## What you are asked to do
Below is a block of records; repeat all of them exactly.

## Extracted data
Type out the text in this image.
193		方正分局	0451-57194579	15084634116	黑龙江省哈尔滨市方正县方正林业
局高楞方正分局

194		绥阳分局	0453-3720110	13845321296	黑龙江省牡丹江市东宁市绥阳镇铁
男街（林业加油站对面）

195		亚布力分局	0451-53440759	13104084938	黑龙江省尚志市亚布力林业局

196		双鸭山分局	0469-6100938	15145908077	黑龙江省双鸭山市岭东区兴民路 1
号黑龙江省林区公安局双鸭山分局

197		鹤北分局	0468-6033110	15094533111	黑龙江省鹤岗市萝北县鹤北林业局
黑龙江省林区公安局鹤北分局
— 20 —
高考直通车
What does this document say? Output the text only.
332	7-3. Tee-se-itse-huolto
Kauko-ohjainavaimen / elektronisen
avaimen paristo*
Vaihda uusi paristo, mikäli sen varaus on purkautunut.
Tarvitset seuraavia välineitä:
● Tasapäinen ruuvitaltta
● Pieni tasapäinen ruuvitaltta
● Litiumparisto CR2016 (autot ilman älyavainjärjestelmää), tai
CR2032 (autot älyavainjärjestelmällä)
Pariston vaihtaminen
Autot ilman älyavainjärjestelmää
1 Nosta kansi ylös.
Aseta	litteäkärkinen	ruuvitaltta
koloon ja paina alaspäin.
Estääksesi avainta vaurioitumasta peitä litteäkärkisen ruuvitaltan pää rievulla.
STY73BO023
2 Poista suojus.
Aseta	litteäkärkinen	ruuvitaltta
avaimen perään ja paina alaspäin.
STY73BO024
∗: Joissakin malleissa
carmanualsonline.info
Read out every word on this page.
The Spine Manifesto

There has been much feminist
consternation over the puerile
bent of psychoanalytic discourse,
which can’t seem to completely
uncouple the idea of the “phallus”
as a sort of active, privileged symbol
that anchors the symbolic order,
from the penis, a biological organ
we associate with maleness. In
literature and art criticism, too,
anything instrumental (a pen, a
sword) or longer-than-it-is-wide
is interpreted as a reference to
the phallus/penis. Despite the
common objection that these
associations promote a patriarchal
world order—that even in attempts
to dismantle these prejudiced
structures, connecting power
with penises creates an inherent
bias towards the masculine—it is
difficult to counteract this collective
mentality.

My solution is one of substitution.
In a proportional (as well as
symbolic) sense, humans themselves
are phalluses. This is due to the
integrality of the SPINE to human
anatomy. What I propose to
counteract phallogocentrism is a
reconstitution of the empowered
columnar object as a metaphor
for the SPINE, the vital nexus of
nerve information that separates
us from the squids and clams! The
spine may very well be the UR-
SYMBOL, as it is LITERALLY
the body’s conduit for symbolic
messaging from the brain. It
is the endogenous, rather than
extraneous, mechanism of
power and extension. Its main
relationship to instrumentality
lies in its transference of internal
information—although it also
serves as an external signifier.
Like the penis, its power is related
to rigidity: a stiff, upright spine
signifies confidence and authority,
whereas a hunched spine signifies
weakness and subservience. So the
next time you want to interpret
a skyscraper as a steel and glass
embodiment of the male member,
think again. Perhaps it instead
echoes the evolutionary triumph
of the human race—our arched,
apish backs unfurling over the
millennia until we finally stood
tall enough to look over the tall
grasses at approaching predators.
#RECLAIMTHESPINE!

## Output below
Type out the text in this image.
193		方正分局	0451-57194579	15084634116	黑龙江省哈尔滨市方正县方正林业
局高楞方正分局

194		绥阳分局	0453-3720110	13845321296	黑龙江省牡丹江市东宁市绥阳镇铁
男街（林业加油站对面）

195		亚布力分局	0451-53440759	13104084938	黑龙江省尚志市亚布力林业局

196		双鸭山分局	0469-6100938	15145908077	黑龙江省双鸭山市岭东区兴民路 1
号黑龙江省林区公安局双鸭山分局

197		鹤北分局	0468-6033110	15094533111	黑龙江省鹤岗市萝北县鹤北林业局
黑龙江省林区公安局鹤北分局
— 20 —
高考直通车
What does this document say? Output the text only.
332	7-3. Tee-se-itse-huolto
Kauko-ohjainavaimen / elektronisen
avaimen paristo*
Vaihda uusi paristo, mikäli sen varaus on purkautunut.
Tarvitset seuraavia välineitä:
● Tasapäinen ruuvitaltta
● Pieni tasapäinen ruuvitaltta
● Litiumparisto CR2016 (autot ilman älyavainjärjestelmää), tai
CR2032 (autot älyavainjärjestelmällä)
Pariston vaihtaminen
Autot ilman älyavainjärjestelmää
1 Nosta kansi ylös.
Aseta	litteäkärkinen	ruuvitaltta
koloon ja paina alaspäin.
Estääksesi avainta vaurioitumasta peitä litteäkärkisen ruuvitaltan pää rievulla.
STY73BO023
2 Poista suojus.
Aseta	litteäkärkinen	ruuvitaltta
avaimen perään ja paina alaspäin.
STY73BO024
∗: Joissakin malleissa
carmanualsonline.info
Read out every word on this page.
The Spine Manifesto

There has been much feminist
consternation over the puerile
bent of psychoanalytic discourse,
which can’t seem to completely
uncouple the idea of the “phallus”
as a sort of active, privileged symbol
that anchors the symbolic order,
from the penis, a biological organ
we associate with maleness. In
literature and art criticism, too,
anything instrumental (a pen, a
sword) or longer-than-it-is-wide
is interpreted as a reference to
the phallus/penis. Despite the
common objection that these
associations promote a patriarchal
world order—that even in attempts
to dismantle these prejudiced
structures, connecting power
with penises creates an inherent
bias towards the masculine—it is
difficult to counteract this collective
mentality.

My solution is one of substitution.
In a proportional (as well as
symbolic) sense, humans themselves
are phalluses. This is due to the
integrality of the SPINE to human
anatomy. What I propose to
counteract phallogocentrism is a
reconstitution of the empowered
columnar object as a metaphor
for the SPINE, the vital nexus of
nerve information that separates
us from the squids and clams! The
spine may very well be the UR-
SYMBOL, as it is LITERALLY
the body’s conduit for symbolic
messaging from the brain. It
is the endogenous, rather than
extraneous, mechanism of
power and extension. Its main
relationship to instrumentality
lies in its transference of internal
information—although it also
serves as an external signifier.
Like the penis, its power is related
to rigidity: a stiff, upright spine
signifies confidence and authority,
whereas a hunched spine signifies
weakness and subservience. So the
next time you want to interpret
a skyscraper as a steel and glass
embodiment of the male member,
think again. Perhaps it instead
echoes the evolutionary triumph
of the human race—our arched,
apish backs unfurling over the
millennia until we finally stood
tall enough to look over the tall
grasses at approaching predators.
#RECLAIMTHESPINE!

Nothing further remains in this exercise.